--- Requirement ---
Examine the material below and count the lines that hold the word "color". Report only the number.

[Stored data entries]

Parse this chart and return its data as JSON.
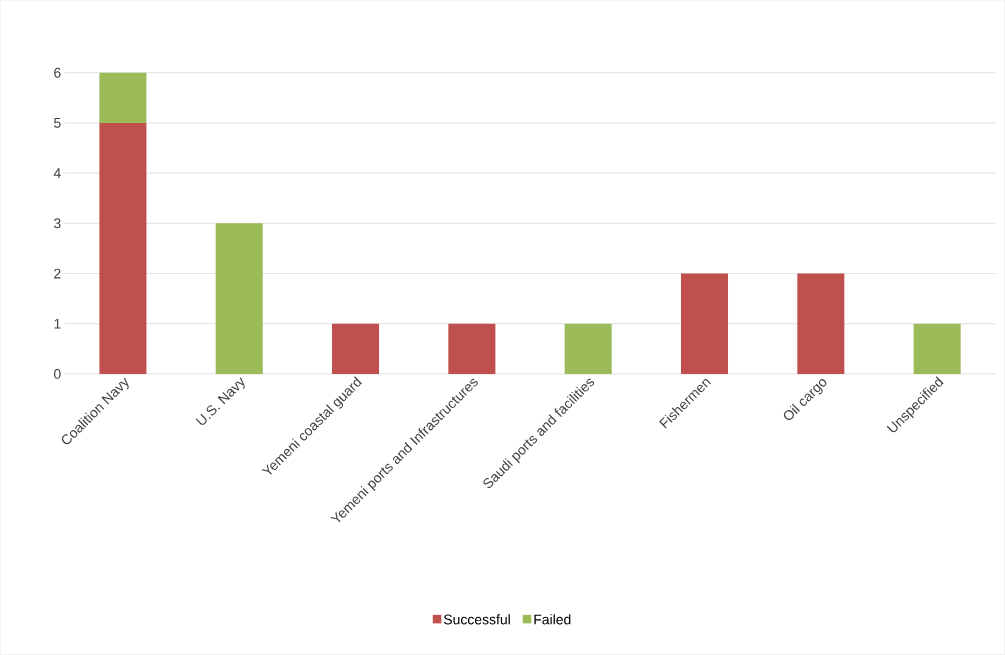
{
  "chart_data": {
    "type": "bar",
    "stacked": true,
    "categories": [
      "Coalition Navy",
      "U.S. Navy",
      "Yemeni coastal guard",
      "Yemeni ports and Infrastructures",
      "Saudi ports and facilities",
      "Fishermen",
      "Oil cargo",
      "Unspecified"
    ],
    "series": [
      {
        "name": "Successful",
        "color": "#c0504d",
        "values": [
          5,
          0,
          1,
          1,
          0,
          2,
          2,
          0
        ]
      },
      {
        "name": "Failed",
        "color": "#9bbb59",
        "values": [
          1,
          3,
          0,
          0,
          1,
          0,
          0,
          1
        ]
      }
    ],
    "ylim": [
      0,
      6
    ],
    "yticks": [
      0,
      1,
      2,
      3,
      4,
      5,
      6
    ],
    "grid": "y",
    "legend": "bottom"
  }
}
---
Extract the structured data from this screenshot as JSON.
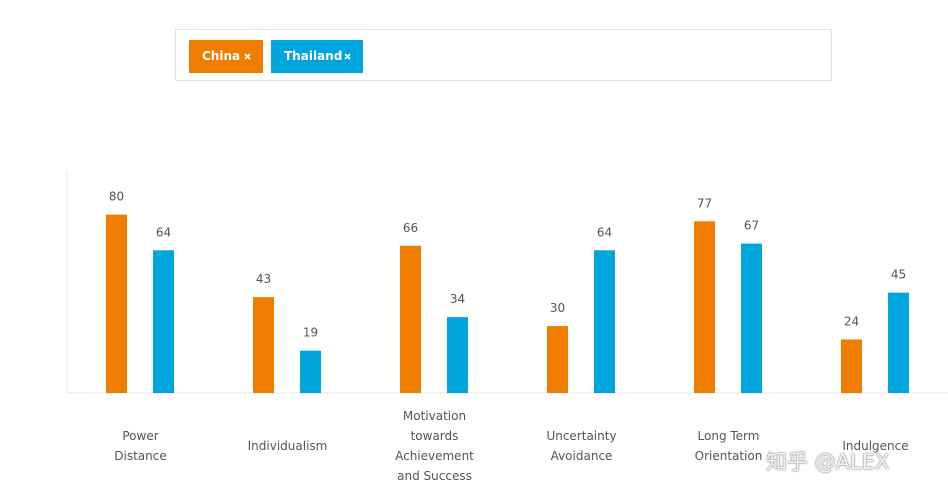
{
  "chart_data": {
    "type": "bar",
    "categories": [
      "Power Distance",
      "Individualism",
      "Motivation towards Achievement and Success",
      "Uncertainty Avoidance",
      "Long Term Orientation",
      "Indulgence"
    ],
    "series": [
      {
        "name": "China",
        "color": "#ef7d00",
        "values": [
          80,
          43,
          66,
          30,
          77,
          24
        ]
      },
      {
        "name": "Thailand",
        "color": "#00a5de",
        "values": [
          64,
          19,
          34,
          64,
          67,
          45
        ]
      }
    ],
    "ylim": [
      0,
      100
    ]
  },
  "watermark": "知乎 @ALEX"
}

--- Finished exercise ---
4